*Aim:*
From the listing below, extract every line in which the word "modellen" appears.

:::::

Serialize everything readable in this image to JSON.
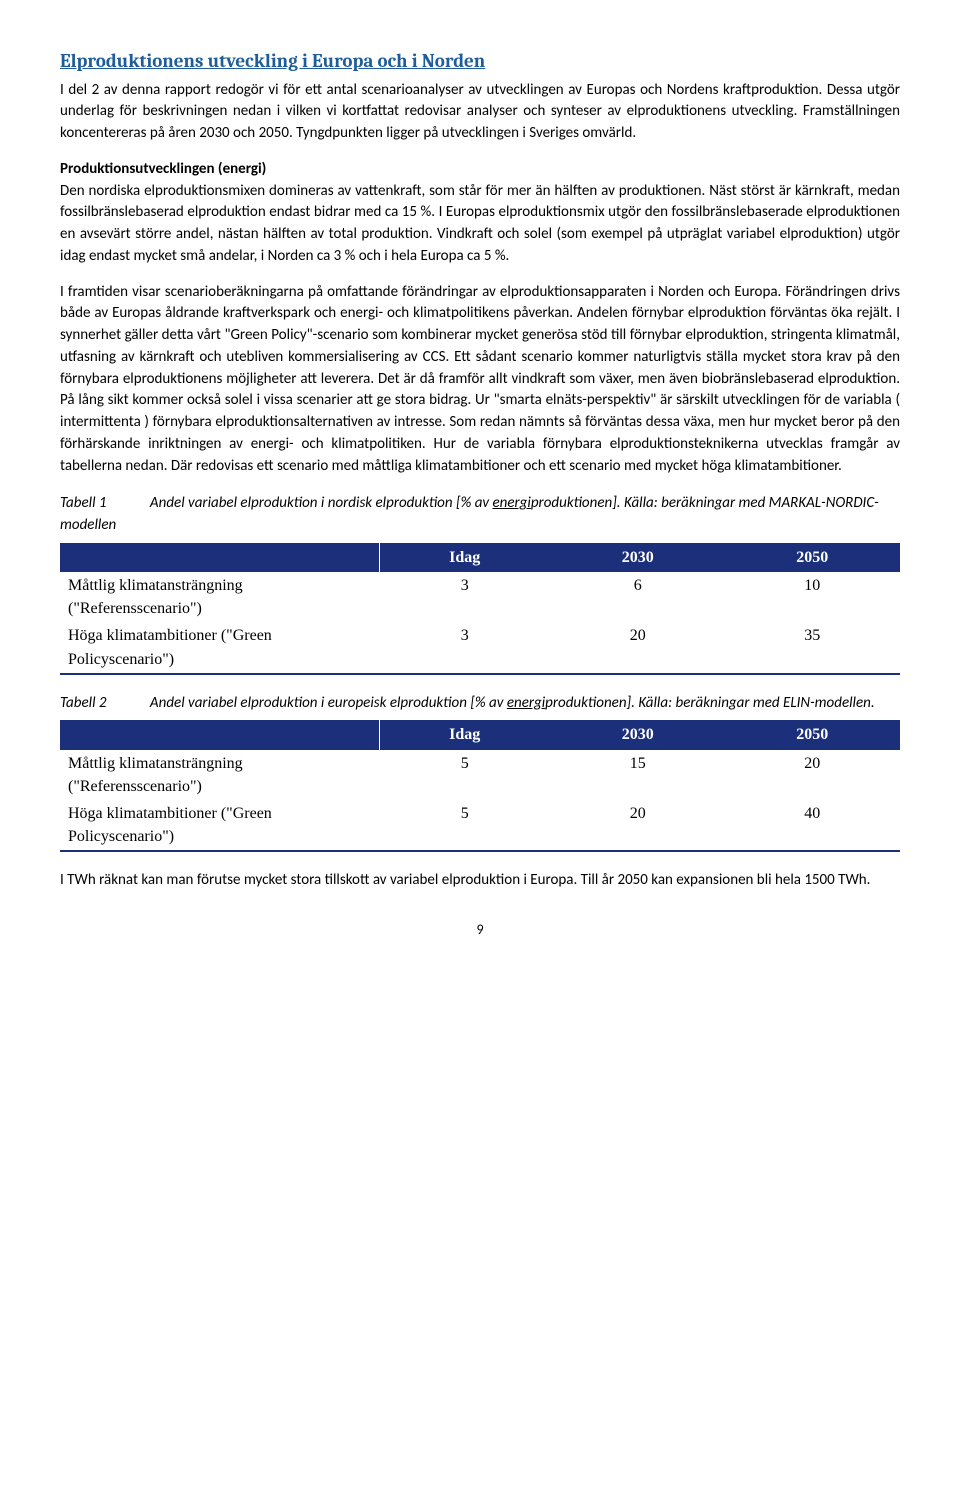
{
  "section_title": "Elproduktionens utveckling i Europa och i Norden",
  "para1": "I del 2 av denna rapport redogör vi för ett antal scenarioanalyser av utvecklingen av Europas och Nordens kraftproduktion. Dessa utgör underlag för beskrivningen nedan i vilken vi kortfattat redovisar analyser och synteser av elproduktionens utveckling. Framställningen koncentereras på åren 2030 och 2050. Tyngdpunkten ligger på utvecklingen i Sveriges omvärld.",
  "subhead1": "Produktionsutvecklingen (energi)",
  "para2": "Den nordiska elproduktionsmixen domineras av vattenkraft, som står för mer än hälften av produktionen. Näst störst är kärnkraft, medan fossilbränslebaserad elproduktion endast bidrar med ca 15 %. I Europas  elproduktionsmix utgör den fossilbränslebaserade elproduktionen en avsevärt större andel, nästan hälften av total produktion. Vindkraft och solel (som exempel på utpräglat variabel elproduktion) utgör idag endast mycket små andelar, i Norden ca 3 % och i hela Europa ca 5 %.",
  "para3": "I framtiden visar scenarioberäkningarna på omfattande förändringar av elproduktionsapparaten i Norden och Europa. Förändringen drivs både av Europas åldrande kraftverkspark och energi- och klimatpolitikens påverkan. Andelen förnybar elproduktion förväntas öka rejält. I synnerhet gäller detta vårt \"Green Policy\"-scenario som kombinerar mycket generösa stöd till förnybar elproduktion, stringenta klimatmål, utfasning av kärnkraft och utebliven kommersialisering av CCS. Ett sådant scenario kommer naturligtvis ställa mycket stora krav på den förnybara elproduktionens möjligheter att leverera. Det är då framför allt vindkraft som växer, men även biobränslebaserad elproduktion. På lång sikt kommer också solel i vissa scenarier att ge stora bidrag. Ur \"smarta elnäts-perspektiv\" är särskilt utvecklingen för de variabla ( intermittenta ) förnybara elproduktionsalternativen av intresse. Som redan nämnts så förväntas dessa växa, men hur mycket beror på den förhärskande inriktningen av energi- och klimatpolitiken. Hur de variabla förnybara elproduktionsteknikerna utvecklas framgår av tabellerna nedan. Där redovisas ett scenario med måttliga klimatambitioner och ett scenario med mycket höga klimatambitioner.",
  "table1": {
    "label": "Tabell 1",
    "caption_before": "Andel variabel elproduktion i nordisk elproduktion [% av ",
    "caption_underlined": "energi",
    "caption_after": "produktionen]. Källa: beräkningar med MARKAL-NORDIC-modellen",
    "columns": [
      "",
      "Idag",
      "2030",
      "2050"
    ],
    "rows": [
      {
        "label": "Måttlig klimatansträngning (\"Referensscenario\")",
        "values": [
          "3",
          "6",
          "10"
        ]
      },
      {
        "label": "Höga klimatambitioner (\"Green Policyscenario\")",
        "values": [
          "3",
          "20",
          "35"
        ]
      }
    ],
    "header_bg": "#1b2f7a",
    "header_fg": "#ffffff",
    "rule_color": "#1b2f7a"
  },
  "table2": {
    "label": "Tabell 2",
    "caption_before": "Andel variabel elproduktion i europeisk elproduktion [% av ",
    "caption_underlined": "energi",
    "caption_after": "produktionen]. Källa: beräkningar med ELIN-modellen.",
    "columns": [
      "",
      "Idag",
      "2030",
      "2050"
    ],
    "rows": [
      {
        "label": "Måttlig klimatansträngning (\"Referensscenario\")",
        "values": [
          "5",
          "15",
          "20"
        ]
      },
      {
        "label": "Höga klimatambitioner (\"Green Policyscenario\")",
        "values": [
          "5",
          "20",
          "40"
        ]
      }
    ],
    "header_bg": "#1b2f7a",
    "header_fg": "#ffffff",
    "rule_color": "#1b2f7a"
  },
  "para4": "I TWh räknat kan man förutse mycket stora tillskott av variabel elproduktion i Europa. Till år 2050 kan expansionen bli hela 1500 TWh.",
  "page_number": "9"
}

:::::

*Result of this exercise:*
    "caption_after": "produktionen]. Källa: beräkningar med MARKAL-NORDIC-modellen",
    "caption_after": "produktionen]. Källa: beräkningar med ELIN-modellen.",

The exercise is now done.